• _Problem_:
Each line of the data that includes the string "JSON" is to be copied out.

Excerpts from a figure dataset
....................
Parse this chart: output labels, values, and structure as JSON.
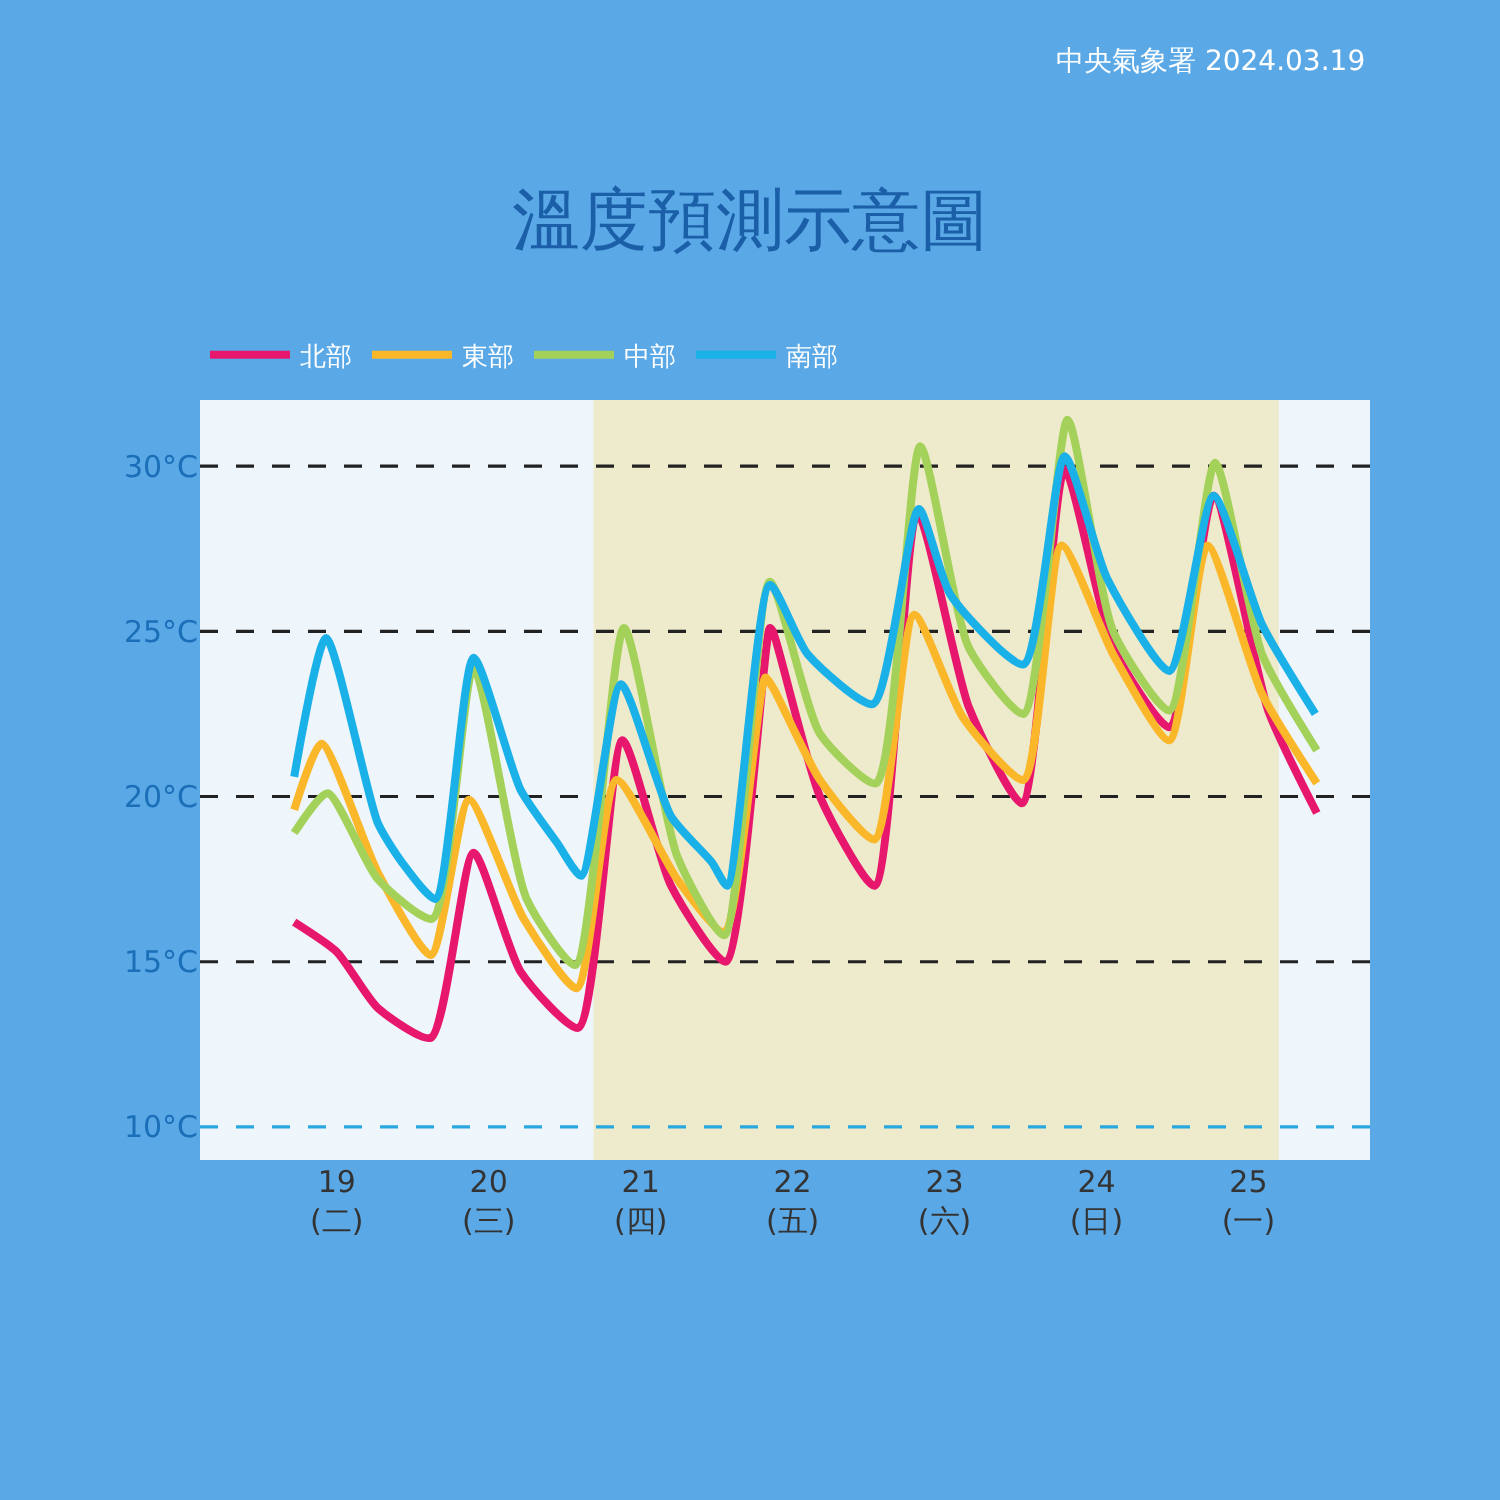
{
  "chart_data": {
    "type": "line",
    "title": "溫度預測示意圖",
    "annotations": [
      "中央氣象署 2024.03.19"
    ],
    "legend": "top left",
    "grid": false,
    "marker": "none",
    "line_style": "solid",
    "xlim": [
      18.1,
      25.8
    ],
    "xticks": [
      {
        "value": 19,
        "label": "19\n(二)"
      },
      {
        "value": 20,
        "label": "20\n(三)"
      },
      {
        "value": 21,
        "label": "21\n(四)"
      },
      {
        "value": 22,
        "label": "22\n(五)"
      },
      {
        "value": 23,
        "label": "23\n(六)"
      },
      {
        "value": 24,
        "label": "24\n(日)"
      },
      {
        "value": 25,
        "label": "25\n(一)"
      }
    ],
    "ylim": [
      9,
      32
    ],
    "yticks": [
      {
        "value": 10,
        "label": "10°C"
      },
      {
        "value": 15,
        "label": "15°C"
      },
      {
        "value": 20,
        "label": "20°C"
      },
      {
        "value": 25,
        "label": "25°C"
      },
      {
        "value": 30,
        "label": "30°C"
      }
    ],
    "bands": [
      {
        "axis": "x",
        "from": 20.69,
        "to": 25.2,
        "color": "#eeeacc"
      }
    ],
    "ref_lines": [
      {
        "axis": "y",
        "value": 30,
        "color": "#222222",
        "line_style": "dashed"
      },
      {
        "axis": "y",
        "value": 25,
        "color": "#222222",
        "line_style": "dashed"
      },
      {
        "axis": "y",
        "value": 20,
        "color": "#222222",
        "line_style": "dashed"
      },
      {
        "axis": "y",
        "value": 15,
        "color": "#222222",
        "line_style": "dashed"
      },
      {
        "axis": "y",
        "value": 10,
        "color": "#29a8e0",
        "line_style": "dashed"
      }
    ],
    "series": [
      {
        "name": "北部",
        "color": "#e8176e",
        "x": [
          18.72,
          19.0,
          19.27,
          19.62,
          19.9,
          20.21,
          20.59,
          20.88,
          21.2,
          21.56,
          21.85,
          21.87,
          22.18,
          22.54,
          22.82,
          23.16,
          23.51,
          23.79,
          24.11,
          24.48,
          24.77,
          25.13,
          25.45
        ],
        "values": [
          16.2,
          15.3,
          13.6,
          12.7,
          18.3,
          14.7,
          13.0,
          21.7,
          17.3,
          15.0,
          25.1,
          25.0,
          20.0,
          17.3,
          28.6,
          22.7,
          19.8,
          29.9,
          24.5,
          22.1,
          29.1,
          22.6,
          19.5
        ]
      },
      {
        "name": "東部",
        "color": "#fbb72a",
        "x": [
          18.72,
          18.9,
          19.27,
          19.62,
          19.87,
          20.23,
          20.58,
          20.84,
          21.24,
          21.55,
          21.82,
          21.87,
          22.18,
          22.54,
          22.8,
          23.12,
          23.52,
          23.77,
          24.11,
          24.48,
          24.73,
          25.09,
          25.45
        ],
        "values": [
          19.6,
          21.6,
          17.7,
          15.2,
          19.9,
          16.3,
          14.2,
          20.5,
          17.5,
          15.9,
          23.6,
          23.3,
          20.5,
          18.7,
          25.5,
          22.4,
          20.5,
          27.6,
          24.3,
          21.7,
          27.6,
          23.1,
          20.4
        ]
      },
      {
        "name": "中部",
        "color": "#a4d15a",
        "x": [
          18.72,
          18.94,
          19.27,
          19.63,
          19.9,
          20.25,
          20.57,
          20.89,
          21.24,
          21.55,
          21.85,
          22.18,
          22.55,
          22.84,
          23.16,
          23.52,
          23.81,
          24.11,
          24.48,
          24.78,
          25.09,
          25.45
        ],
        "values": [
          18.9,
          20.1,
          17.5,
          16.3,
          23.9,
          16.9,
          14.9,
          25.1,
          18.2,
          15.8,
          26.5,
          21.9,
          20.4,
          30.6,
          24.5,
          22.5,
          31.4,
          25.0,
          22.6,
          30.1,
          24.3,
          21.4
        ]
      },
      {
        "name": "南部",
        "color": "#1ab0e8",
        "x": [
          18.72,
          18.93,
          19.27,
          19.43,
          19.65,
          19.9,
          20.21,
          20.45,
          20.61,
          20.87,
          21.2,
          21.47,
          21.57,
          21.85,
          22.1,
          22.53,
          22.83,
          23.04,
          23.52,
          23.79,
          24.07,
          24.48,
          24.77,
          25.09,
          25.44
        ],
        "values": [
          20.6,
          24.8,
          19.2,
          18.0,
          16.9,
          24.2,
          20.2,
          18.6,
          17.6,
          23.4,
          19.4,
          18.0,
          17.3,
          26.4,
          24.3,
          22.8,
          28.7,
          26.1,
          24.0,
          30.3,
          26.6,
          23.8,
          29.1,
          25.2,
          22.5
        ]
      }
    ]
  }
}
....................
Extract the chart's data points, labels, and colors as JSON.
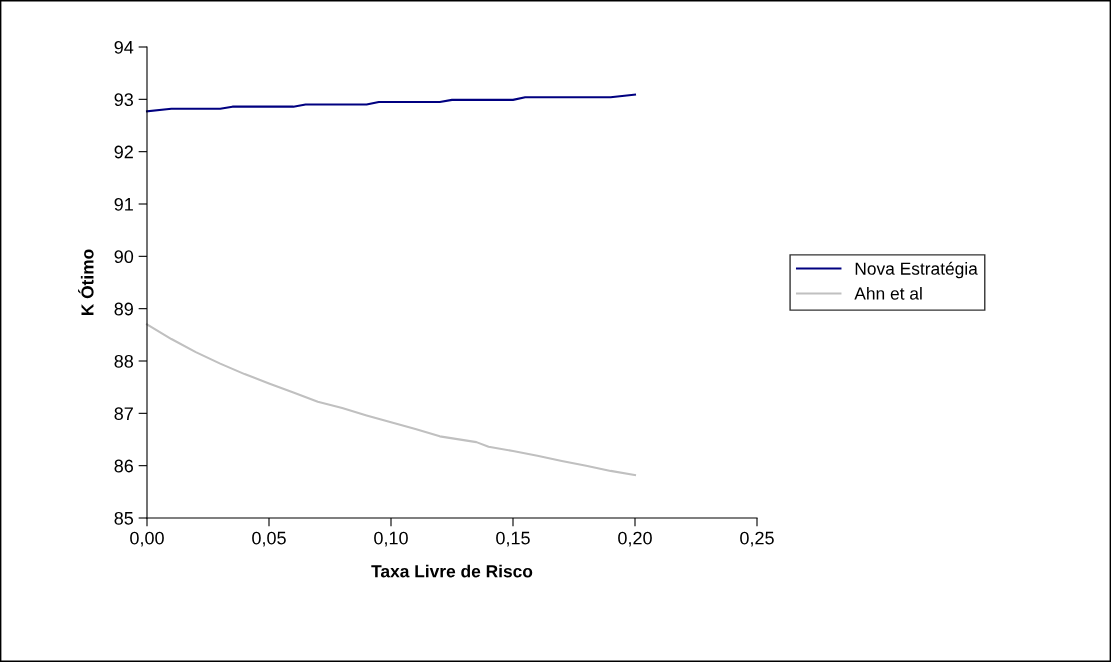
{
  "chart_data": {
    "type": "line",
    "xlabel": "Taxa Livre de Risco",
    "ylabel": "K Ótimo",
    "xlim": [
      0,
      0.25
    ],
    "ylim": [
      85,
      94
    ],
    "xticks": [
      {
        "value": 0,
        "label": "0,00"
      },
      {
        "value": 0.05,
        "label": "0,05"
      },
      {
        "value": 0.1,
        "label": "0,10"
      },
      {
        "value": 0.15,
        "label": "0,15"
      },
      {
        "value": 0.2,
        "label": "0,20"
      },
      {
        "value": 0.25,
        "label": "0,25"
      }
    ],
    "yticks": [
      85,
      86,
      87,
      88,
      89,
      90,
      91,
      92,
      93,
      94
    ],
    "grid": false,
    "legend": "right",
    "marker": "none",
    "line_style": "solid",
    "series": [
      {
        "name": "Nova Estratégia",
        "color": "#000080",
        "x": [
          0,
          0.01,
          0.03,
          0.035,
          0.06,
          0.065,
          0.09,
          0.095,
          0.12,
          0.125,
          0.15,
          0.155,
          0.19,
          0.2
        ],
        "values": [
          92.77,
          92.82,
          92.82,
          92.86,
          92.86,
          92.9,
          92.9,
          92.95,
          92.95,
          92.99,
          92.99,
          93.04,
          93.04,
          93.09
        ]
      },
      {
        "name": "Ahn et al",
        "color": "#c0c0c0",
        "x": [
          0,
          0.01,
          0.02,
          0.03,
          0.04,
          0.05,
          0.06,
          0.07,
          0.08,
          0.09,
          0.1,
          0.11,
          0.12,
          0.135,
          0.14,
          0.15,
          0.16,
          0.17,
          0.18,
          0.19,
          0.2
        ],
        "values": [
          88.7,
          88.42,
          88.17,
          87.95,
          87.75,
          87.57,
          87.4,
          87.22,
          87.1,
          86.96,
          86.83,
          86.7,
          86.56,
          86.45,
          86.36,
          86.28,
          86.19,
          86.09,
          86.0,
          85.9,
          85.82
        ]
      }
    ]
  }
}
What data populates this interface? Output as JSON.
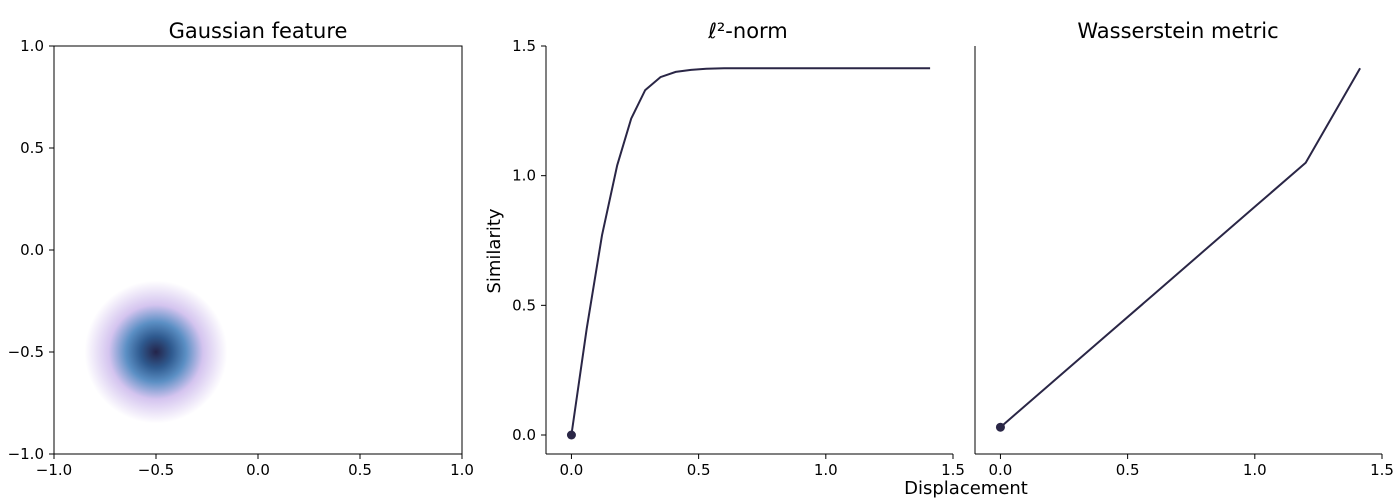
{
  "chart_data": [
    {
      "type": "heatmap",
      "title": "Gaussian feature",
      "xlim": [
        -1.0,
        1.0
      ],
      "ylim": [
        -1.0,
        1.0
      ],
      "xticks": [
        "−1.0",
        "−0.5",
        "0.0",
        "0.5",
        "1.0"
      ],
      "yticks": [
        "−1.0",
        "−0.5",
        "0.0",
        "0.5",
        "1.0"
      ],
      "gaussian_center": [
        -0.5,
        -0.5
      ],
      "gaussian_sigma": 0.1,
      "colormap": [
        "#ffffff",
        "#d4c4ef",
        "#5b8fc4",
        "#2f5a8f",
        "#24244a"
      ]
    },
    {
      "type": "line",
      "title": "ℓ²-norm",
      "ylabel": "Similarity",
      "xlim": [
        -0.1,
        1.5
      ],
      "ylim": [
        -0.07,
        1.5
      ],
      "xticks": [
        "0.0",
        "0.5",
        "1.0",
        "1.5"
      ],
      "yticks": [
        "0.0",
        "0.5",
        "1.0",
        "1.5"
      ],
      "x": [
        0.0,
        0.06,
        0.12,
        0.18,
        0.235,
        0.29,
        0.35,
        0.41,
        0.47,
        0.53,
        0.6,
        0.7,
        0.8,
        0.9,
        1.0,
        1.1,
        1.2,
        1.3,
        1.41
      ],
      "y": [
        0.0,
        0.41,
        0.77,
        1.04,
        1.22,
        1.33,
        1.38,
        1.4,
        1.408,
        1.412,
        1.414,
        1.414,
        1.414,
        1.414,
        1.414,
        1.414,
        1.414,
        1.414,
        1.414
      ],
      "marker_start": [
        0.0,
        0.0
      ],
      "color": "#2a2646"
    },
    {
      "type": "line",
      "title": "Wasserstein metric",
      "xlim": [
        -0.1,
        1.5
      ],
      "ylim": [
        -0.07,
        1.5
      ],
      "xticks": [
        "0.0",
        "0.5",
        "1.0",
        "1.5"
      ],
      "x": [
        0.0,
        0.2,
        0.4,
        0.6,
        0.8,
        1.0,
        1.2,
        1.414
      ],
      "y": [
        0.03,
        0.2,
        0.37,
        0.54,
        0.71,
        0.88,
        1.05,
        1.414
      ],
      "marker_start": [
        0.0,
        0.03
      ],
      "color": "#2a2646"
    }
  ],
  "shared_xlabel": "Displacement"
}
....................
• _Task solution_:
Parse this chart: output labels, values, and structure as JSON.
Extract the chart's data points, labels, and colors as JSON.
What data populates this interface? Output as JSON.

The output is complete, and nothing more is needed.